→ **Aim**: Extract, from the records beneath this instruction, each line that contains the word "подписанного".

BEGIN

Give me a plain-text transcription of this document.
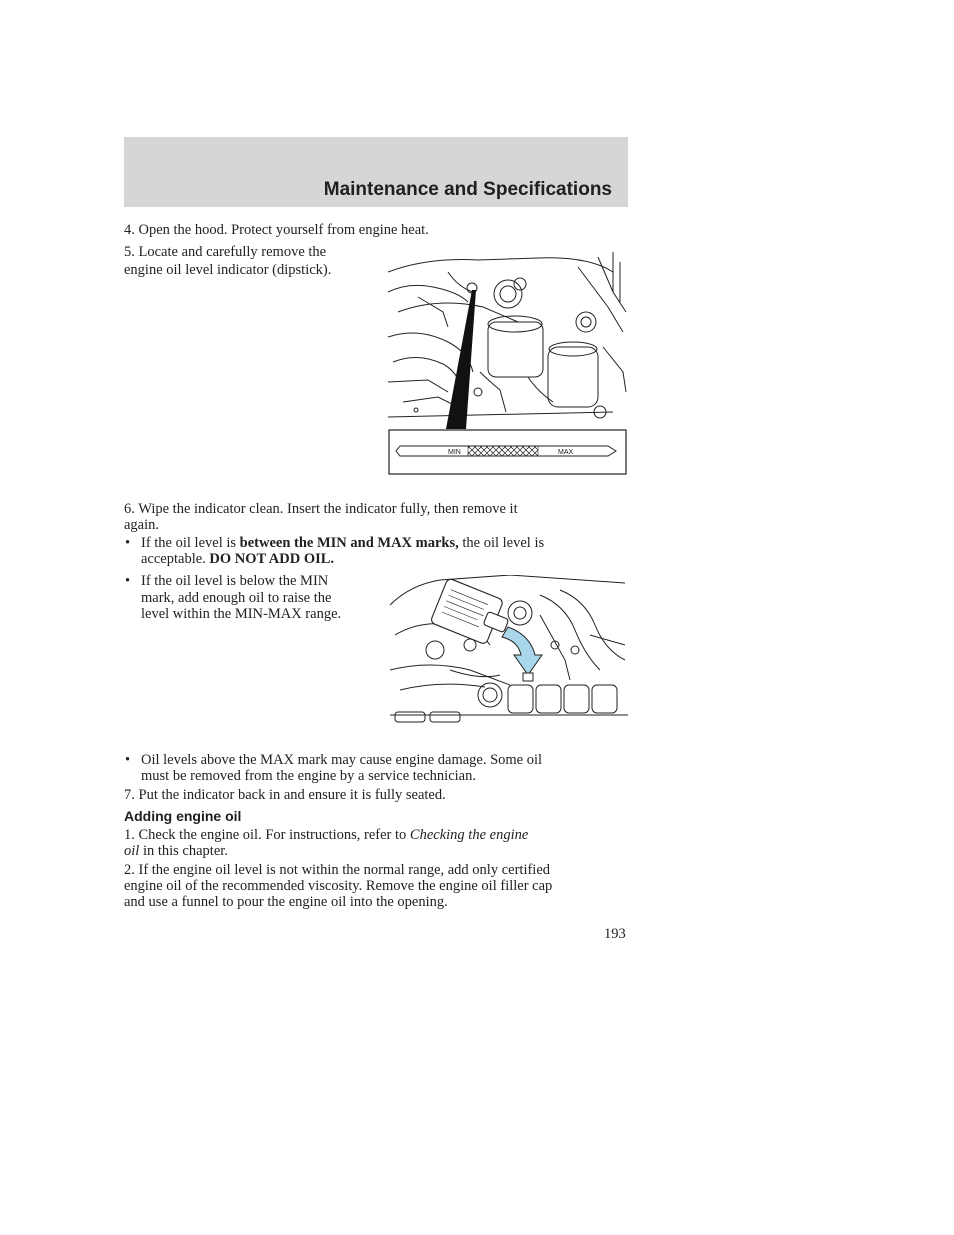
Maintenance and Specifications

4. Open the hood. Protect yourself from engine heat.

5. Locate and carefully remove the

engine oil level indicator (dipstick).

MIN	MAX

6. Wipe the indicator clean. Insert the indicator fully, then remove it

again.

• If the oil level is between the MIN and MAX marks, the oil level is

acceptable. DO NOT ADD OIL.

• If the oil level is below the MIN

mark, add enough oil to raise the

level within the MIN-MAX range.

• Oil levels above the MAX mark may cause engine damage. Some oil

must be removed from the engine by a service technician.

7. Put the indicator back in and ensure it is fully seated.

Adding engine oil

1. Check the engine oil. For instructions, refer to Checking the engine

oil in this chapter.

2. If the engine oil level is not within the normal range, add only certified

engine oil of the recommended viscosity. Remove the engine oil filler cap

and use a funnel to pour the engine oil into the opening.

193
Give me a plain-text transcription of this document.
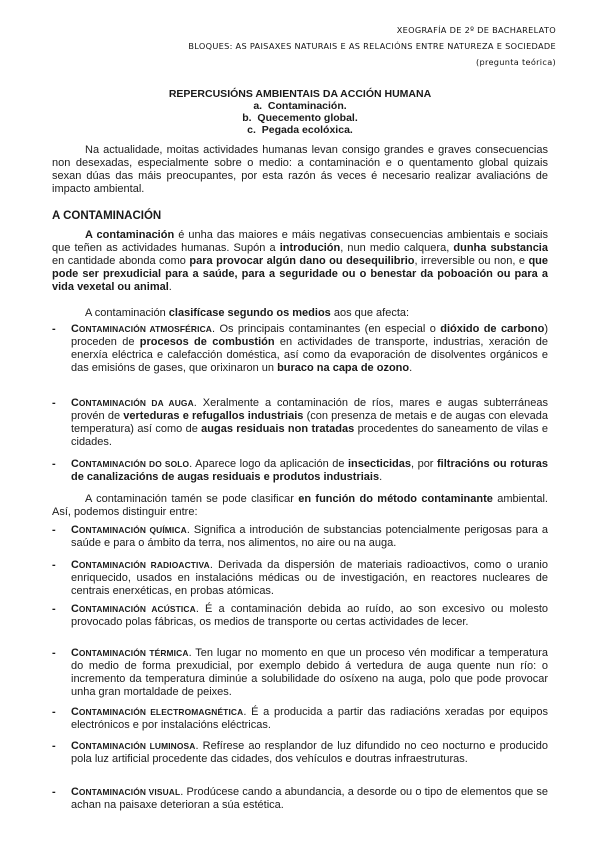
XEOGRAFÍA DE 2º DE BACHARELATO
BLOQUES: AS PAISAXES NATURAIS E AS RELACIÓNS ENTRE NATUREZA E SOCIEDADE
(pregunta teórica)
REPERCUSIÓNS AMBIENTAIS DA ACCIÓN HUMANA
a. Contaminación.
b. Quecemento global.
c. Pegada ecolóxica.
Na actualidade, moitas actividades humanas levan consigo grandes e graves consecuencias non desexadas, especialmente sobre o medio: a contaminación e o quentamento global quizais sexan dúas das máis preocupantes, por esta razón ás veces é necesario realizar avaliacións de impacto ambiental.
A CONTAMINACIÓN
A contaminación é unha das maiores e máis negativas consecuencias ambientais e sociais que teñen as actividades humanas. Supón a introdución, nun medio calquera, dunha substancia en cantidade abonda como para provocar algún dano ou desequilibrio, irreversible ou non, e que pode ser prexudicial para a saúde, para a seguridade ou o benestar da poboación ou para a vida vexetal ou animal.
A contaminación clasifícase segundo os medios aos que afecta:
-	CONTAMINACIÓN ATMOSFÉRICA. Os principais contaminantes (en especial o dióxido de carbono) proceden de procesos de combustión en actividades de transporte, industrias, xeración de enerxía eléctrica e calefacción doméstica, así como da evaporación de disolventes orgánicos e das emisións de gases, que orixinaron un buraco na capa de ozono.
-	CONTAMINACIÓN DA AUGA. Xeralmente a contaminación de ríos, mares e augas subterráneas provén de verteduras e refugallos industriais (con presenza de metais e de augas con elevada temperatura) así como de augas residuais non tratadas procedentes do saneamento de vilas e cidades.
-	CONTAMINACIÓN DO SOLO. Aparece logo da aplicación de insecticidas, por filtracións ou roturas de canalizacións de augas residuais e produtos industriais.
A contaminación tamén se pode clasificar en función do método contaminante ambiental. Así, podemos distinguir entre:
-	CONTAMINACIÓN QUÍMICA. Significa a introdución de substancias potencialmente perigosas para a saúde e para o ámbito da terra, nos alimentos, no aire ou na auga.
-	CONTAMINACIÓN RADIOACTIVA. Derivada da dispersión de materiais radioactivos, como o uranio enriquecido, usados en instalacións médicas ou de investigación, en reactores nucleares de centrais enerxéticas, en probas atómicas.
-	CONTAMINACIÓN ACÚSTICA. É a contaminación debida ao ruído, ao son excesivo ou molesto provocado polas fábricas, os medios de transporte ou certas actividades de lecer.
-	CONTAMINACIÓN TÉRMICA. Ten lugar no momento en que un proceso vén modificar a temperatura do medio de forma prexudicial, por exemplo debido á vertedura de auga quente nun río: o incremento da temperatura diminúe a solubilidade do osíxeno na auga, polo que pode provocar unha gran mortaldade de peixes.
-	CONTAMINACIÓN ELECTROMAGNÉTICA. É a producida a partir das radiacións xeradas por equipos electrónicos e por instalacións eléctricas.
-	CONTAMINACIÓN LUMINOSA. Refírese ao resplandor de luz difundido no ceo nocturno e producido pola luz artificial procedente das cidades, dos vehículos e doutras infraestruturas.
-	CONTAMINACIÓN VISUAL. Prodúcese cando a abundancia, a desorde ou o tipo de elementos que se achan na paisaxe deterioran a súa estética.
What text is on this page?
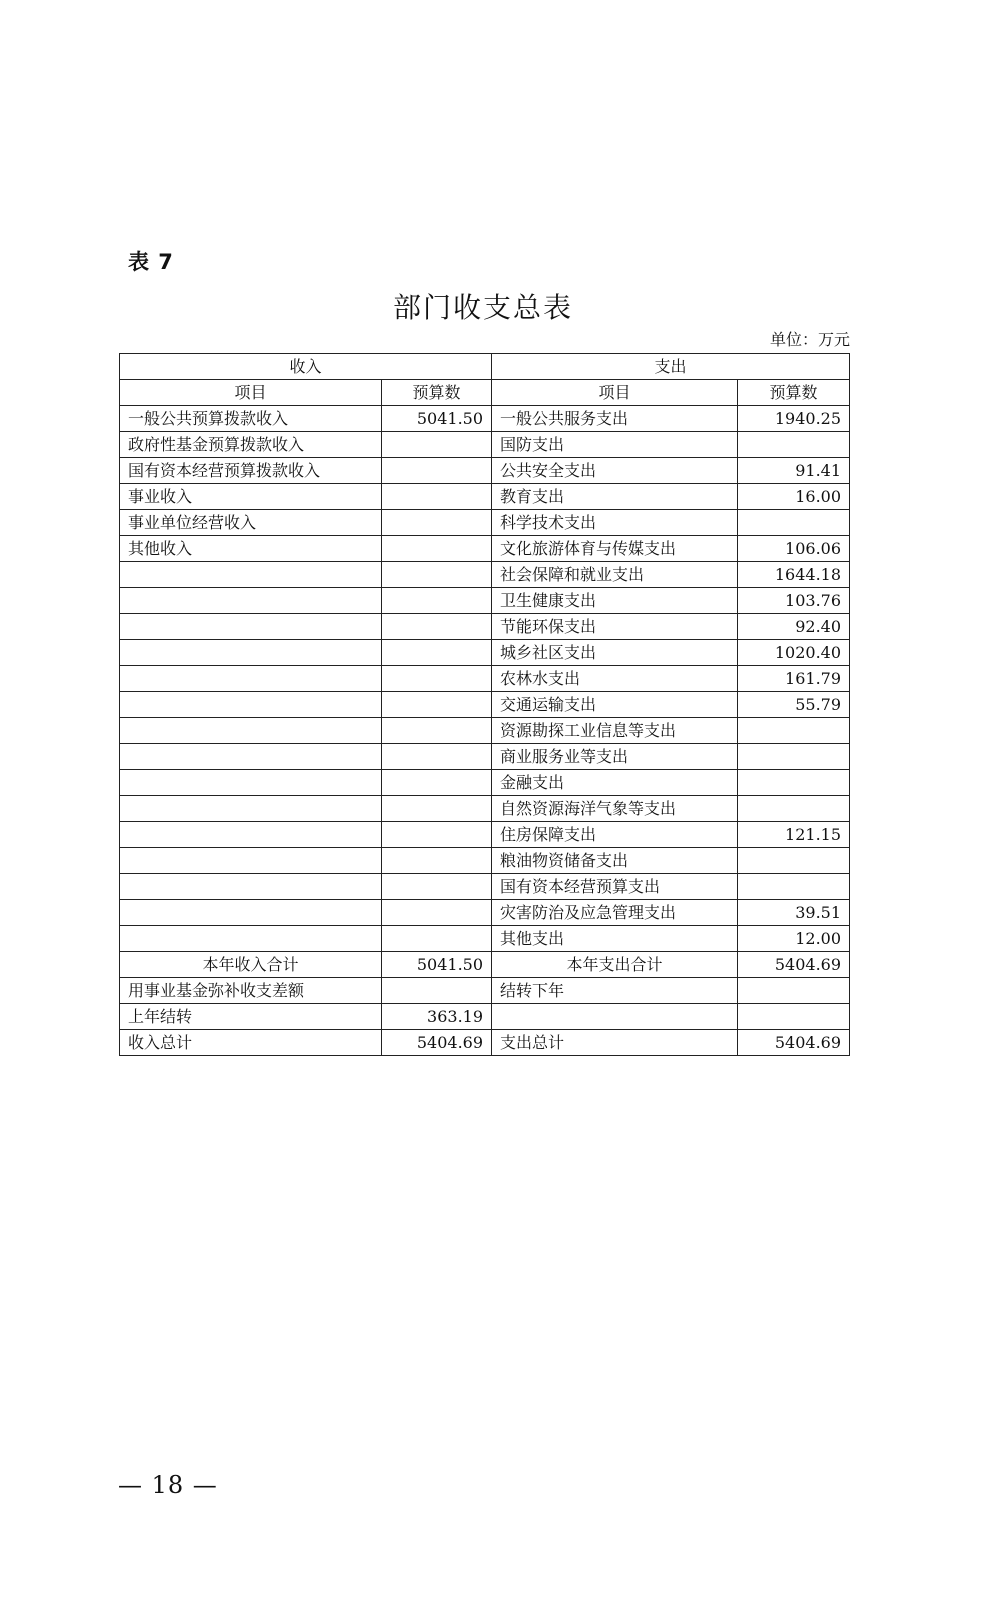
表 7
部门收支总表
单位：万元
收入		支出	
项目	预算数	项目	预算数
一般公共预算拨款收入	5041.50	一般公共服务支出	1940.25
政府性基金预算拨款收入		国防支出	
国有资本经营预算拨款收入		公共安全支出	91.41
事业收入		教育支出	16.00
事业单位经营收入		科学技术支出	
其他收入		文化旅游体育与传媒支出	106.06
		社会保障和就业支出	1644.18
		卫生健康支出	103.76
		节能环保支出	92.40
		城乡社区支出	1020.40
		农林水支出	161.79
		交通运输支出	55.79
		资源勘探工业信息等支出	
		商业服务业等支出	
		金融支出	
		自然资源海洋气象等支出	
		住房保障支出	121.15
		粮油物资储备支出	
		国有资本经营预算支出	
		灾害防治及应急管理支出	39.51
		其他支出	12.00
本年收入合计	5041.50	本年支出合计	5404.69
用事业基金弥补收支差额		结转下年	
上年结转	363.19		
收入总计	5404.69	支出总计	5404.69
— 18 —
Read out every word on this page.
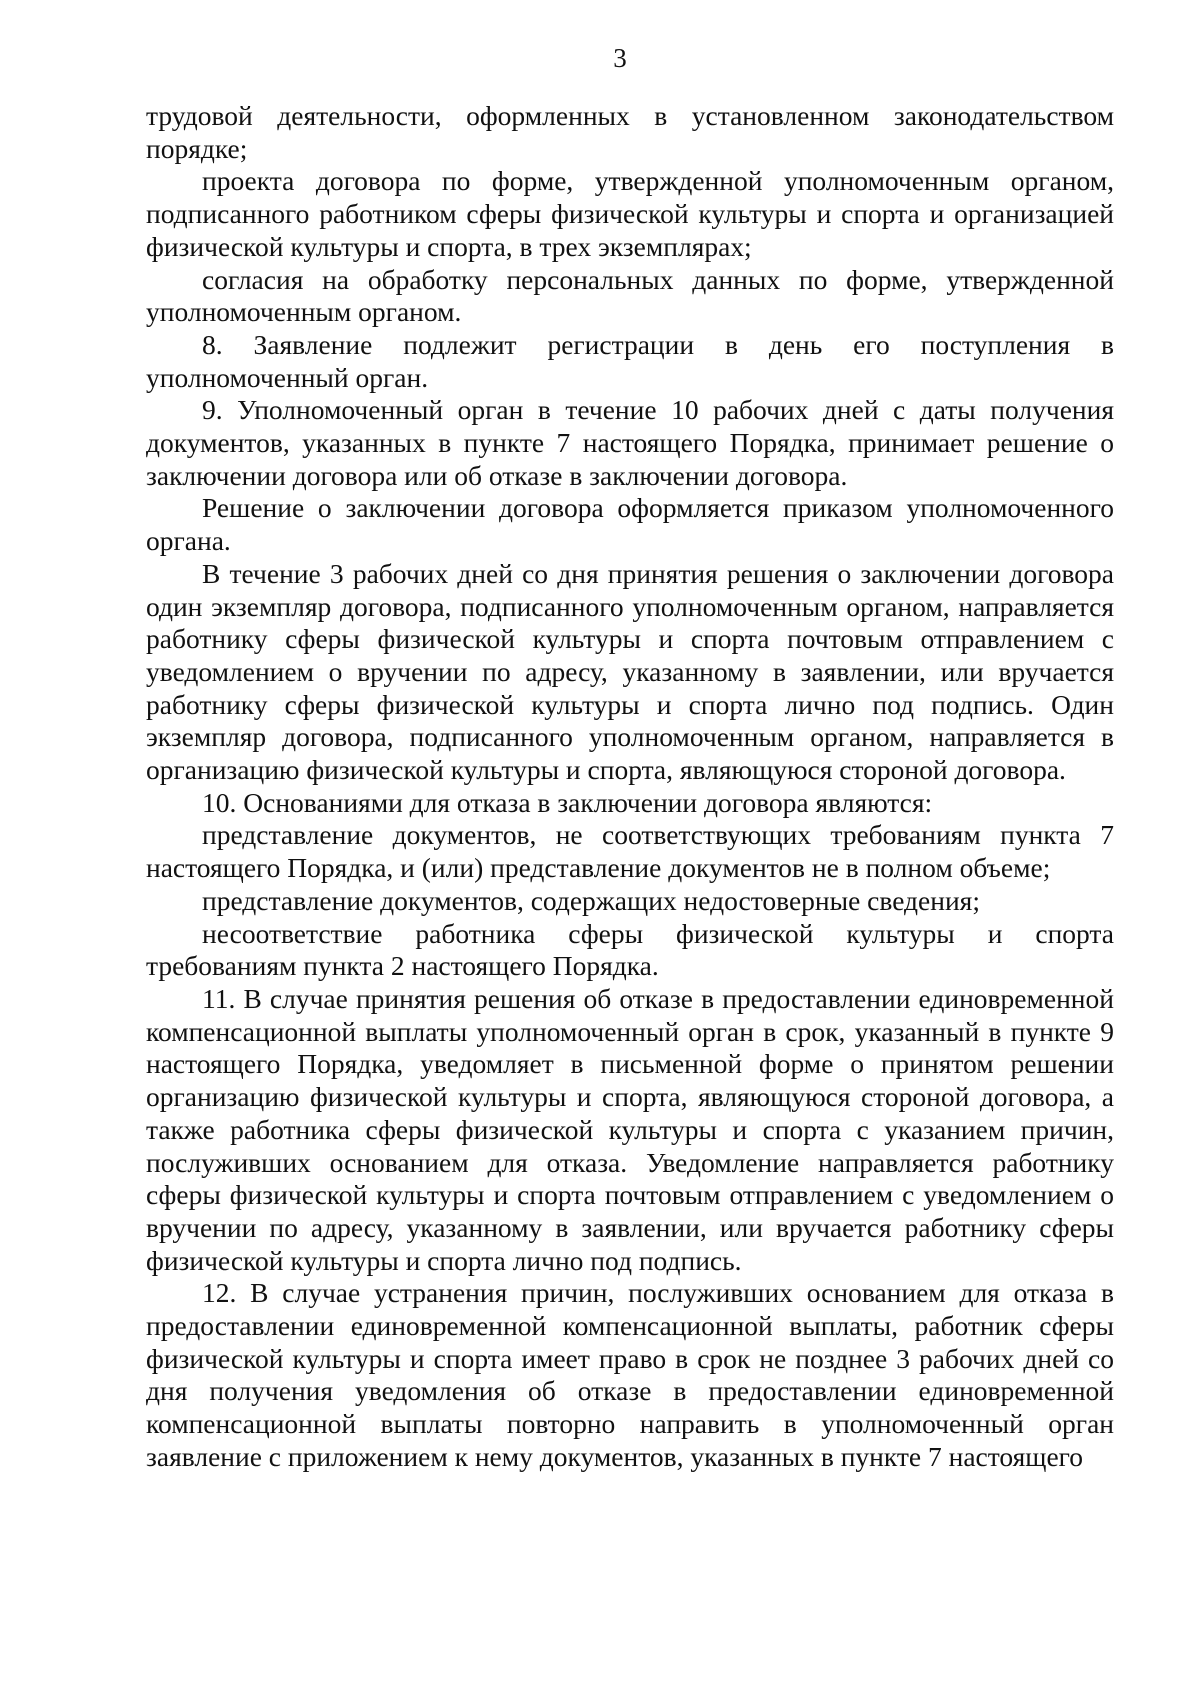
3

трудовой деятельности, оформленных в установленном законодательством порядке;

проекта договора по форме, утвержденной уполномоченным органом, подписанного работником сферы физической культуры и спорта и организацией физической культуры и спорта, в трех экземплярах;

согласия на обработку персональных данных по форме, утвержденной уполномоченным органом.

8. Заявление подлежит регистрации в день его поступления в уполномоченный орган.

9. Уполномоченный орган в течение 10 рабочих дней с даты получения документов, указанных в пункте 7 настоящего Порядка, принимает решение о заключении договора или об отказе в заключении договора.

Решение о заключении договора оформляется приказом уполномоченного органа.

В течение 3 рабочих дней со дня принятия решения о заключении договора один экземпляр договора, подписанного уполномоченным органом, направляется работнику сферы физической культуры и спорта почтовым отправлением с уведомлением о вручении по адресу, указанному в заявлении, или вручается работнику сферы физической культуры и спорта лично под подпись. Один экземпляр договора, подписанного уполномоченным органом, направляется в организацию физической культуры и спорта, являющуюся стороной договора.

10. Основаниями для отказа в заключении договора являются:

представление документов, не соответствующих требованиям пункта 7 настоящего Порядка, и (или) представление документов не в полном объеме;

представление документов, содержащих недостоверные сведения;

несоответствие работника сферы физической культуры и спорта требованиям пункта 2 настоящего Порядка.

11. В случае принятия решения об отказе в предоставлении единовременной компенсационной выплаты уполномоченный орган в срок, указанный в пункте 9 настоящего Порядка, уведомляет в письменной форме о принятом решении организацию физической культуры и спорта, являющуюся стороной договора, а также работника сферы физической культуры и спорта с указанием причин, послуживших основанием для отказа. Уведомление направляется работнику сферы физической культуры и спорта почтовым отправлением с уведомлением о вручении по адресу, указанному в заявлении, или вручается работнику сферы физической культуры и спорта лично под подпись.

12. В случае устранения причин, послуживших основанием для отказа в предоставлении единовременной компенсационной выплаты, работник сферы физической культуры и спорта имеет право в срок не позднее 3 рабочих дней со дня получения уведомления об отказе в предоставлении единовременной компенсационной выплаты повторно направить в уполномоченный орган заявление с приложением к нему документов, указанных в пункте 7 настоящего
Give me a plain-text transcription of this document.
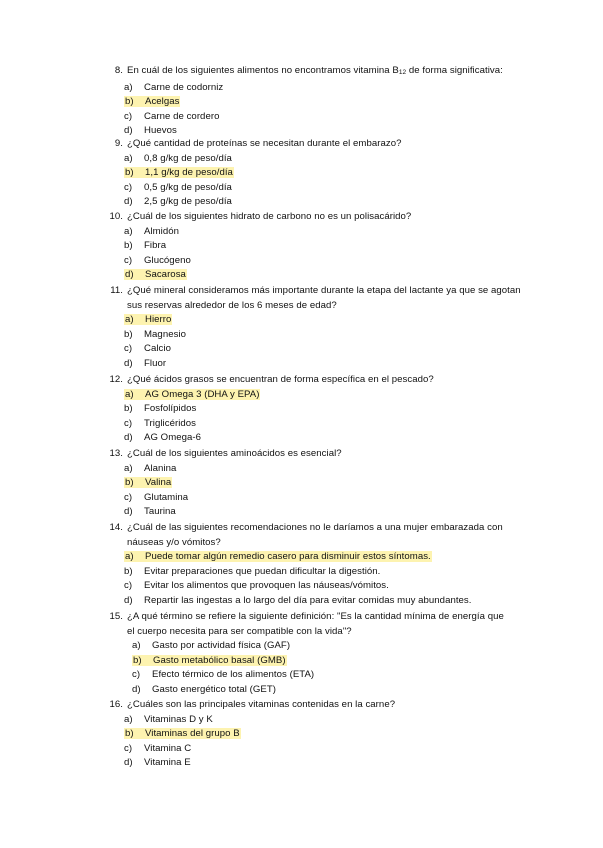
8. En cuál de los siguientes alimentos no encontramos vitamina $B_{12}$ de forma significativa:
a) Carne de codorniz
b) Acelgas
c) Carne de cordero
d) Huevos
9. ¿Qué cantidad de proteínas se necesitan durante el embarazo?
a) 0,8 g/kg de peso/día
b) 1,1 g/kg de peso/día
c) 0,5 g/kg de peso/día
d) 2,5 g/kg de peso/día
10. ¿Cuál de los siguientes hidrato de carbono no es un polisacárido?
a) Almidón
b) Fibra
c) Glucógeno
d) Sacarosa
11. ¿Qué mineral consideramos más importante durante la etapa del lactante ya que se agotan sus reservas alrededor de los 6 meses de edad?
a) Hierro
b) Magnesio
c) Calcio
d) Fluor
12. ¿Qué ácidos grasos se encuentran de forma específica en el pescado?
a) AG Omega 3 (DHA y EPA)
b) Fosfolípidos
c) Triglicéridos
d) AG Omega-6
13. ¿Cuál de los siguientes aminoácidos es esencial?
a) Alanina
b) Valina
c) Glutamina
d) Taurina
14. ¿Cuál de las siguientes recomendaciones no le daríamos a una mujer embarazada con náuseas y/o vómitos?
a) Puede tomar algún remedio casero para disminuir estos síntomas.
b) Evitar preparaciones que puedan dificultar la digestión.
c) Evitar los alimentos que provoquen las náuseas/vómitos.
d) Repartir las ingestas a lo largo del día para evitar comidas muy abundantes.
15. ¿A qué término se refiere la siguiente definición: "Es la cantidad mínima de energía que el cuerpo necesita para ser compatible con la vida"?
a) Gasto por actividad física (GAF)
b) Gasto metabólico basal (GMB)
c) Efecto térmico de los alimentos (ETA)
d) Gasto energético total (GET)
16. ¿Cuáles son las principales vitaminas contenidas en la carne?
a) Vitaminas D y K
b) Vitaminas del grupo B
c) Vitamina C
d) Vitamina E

END

→ **Completed exercise**:
проекта договора по форме, утвержденной уполномоченным органом, подписанного работником сферы физической культуры и спорта и организацией физической культуры и спорта, в трех экземплярах;
В течение 3 рабочих дней со дня принятия решения о заключении договора один экземпляр договора, подписанного уполномоченным органом, направляется работнику сферы физической культуры и спорта почтовым отправлением с уведомлением о вручении по адресу, указанному в заявлении, или вручается работнику сферы физической культуры и спорта лично под подпись. Один экземпляр договора, подписанного уполномоченным органом, направляется в организацию физической культуры и спорта, являющуюся стороной договора.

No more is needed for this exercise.